Your goal = Using the records below, locate all lines containing "this" and return them.

Data section =

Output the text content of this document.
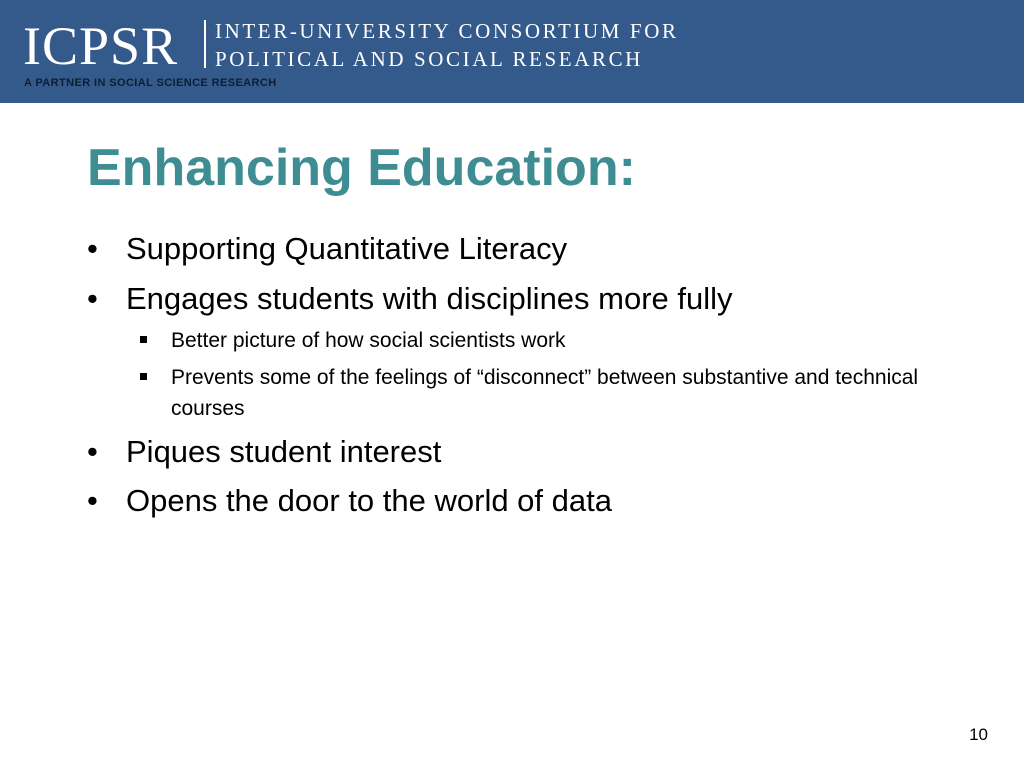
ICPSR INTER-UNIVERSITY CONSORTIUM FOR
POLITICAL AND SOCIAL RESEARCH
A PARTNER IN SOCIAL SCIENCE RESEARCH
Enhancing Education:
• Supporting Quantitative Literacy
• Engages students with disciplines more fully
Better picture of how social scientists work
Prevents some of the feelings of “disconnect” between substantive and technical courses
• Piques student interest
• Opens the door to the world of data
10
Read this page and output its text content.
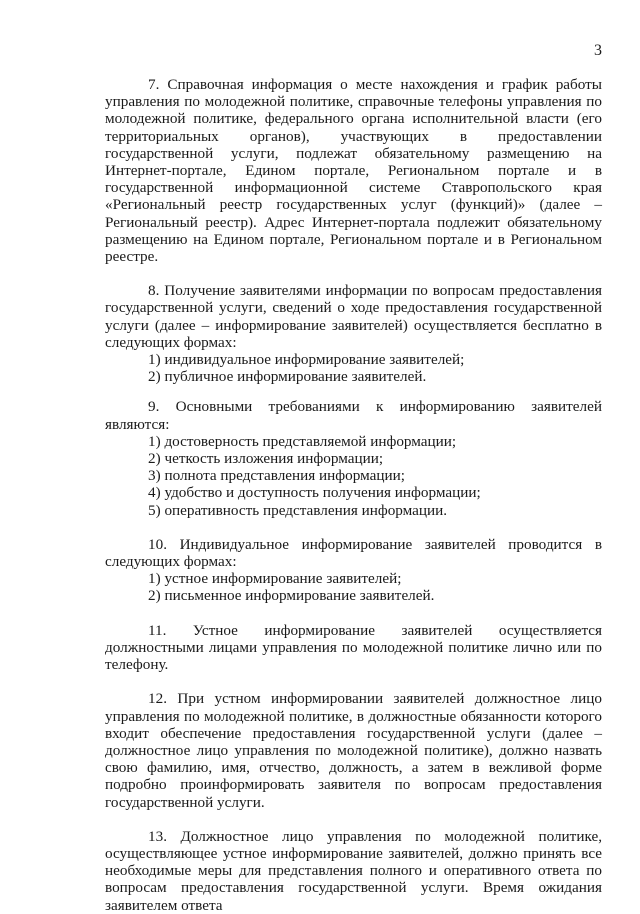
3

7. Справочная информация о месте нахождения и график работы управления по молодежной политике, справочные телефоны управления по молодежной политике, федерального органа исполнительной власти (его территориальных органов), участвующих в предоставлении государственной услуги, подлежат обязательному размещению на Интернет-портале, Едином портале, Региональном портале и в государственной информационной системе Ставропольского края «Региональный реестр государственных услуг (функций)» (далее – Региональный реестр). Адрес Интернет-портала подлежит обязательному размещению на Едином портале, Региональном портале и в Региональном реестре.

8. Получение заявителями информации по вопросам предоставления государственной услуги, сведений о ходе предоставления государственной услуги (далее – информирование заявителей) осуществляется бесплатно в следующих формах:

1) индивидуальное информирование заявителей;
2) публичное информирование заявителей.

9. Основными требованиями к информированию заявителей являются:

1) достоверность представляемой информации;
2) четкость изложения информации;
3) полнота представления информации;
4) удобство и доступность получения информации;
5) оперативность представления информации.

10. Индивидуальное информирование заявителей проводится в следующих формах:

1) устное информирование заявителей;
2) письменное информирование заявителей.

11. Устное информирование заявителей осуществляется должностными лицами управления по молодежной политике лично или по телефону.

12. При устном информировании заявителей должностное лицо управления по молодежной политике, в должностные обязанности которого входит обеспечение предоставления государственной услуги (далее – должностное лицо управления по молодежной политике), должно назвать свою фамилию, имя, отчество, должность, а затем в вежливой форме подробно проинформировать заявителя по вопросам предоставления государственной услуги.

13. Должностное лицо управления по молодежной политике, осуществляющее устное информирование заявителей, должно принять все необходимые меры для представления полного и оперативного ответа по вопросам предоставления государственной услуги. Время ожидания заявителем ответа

Final result =
Output the text content of this document.
Read this page and output its text content.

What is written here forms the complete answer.